Gather every line of the entries that includes the word "adeo".

···

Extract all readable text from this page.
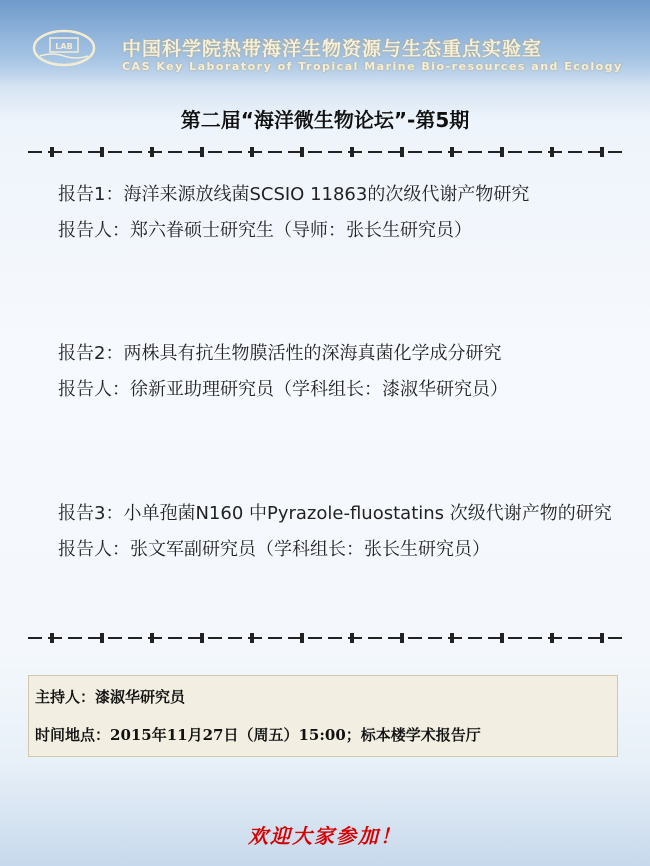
LAB	中国科学院热带海洋生物资源与生态重点实验室
CAS Key Laboratory of Tropical Marine Bio-resources and Ecology
第二届“海洋微生物论坛”-第5期

报告1：海洋来源放线菌SCSIO 11863的次级代谢产物研究

报告人：郑六眷硕士研究生（导师：张长生研究员）

报告2：两株具有抗生物膜活性的深海真菌化学成分研究

报告人：徐新亚助理研究员（学科组长：漆淑华研究员）

报告3：小单孢菌N160 中Pyrazole-fluostatins 次级代谢产物的研究

报告人：张文军副研究员（学科组长：张长生研究员）

主持人：漆淑华研究员
时间地点：2015年11月27日（周五）15:00；标本楼学术报告厅
欢迎大家参加！
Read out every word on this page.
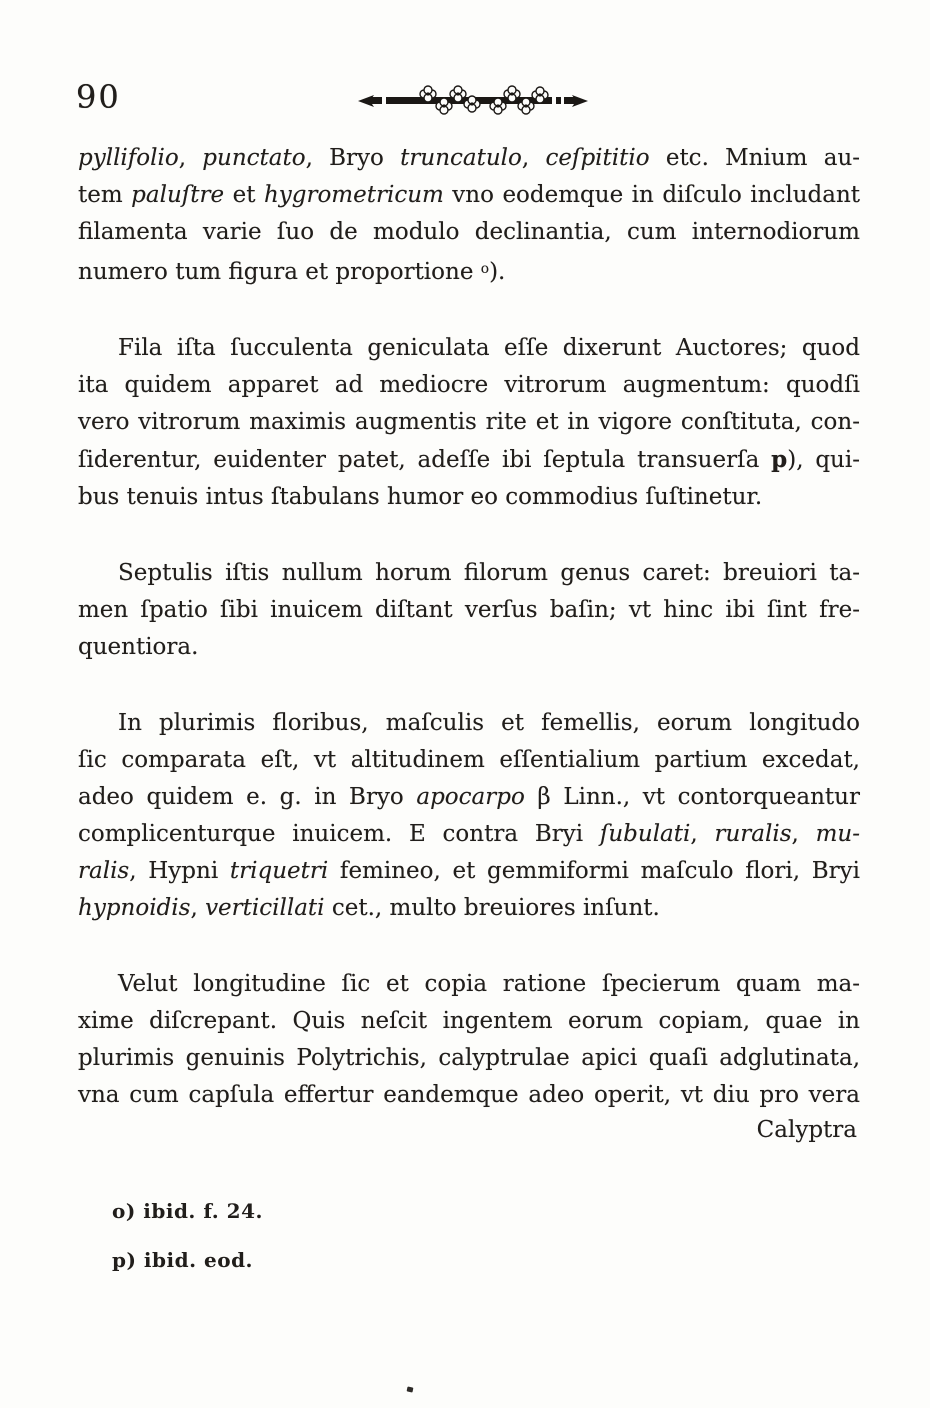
90
pyllifolio, punctato, Bryo truncatulo, ceſpititio etc. Mnium au-
tem paluſtre et hygrometricum vno eodemque in diſculo includant
filamenta varie ſuo de modulo declinantia, cum internodiorum
numero tum figura et proportione $^o$).
Fila iſta ſucculenta geniculata eſſe dixerunt Auctores; quod
ita quidem apparet ad mediocre vitrorum augmentum: quodſi
vero vitrorum maximis augmentis rite et in vigore conſtituta, con-
ſiderentur, euidenter patet, adeſſe ibi ſeptula transuerſa p), qui-
bus tenuis intus ſtabulans humor eo commodius ſuſtinetur.
Septulis iſtis nullum horum filorum genus caret: breuiori ta-
men ſpatio ſibi inuicem diſtant verſus baſin; vt hinc ibi ſint fre-
quentiora.
In plurimis floribus, maſculis et femellis, eorum longitudo
ſic comparata eſt, vt altitudinem eſſentialium partium excedat,
adeo quidem e. g. in Bryo apocarpo β Linn., vt contorqueantur
complicenturque inuicem. E contra Bryi ſubulati, ruralis, mu-
ralis, Hypni triquetri femineo, et gemmiformi maſculo flori, Bryi
hypnoidis, verticillati cet., multo breuiores inſunt.
Velut longitudine ſic et copia ratione ſpecierum quam ma-
xime diſcrepant. Quis neſcit ingentem eorum copiam, quae in
plurimis genuinis Polytrichis, calyptrulae apici quaſi adglutinata,
vna cum capſula effertur eandemque adeo operit, vt diu pro vera
Calyptra
o) ibid. f. 24.
p) ibid. eod.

···

— Output below —
adeo quidem e. g. in Bryo apocarpo β Linn., vt contorqueantur
vna cum capſula effertur eandemque adeo operit, vt diu pro vera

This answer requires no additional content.